EXERCISE GOAL:
Each line that contains the string "prov" counts once; report how many such lines appear in the data, as a number only.

DATA RECORDS:

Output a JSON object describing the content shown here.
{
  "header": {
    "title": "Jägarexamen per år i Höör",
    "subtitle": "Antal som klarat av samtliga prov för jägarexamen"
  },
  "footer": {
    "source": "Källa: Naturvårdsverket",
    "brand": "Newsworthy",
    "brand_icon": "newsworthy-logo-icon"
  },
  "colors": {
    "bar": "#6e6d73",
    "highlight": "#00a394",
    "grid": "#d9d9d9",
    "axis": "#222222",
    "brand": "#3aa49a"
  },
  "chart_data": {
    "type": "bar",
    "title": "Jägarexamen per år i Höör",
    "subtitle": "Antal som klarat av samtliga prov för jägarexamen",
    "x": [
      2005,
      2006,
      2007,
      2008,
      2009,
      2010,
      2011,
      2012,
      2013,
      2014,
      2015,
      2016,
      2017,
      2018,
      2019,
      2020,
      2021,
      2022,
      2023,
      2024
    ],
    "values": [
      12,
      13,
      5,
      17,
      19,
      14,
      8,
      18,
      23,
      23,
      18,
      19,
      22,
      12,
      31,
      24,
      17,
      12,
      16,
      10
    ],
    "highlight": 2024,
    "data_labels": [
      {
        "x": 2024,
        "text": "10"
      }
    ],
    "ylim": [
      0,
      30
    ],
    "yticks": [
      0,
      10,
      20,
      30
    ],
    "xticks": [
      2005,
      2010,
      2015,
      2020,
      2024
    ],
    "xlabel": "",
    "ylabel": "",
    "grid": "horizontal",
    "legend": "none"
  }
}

WRITTEN ANSWER:
2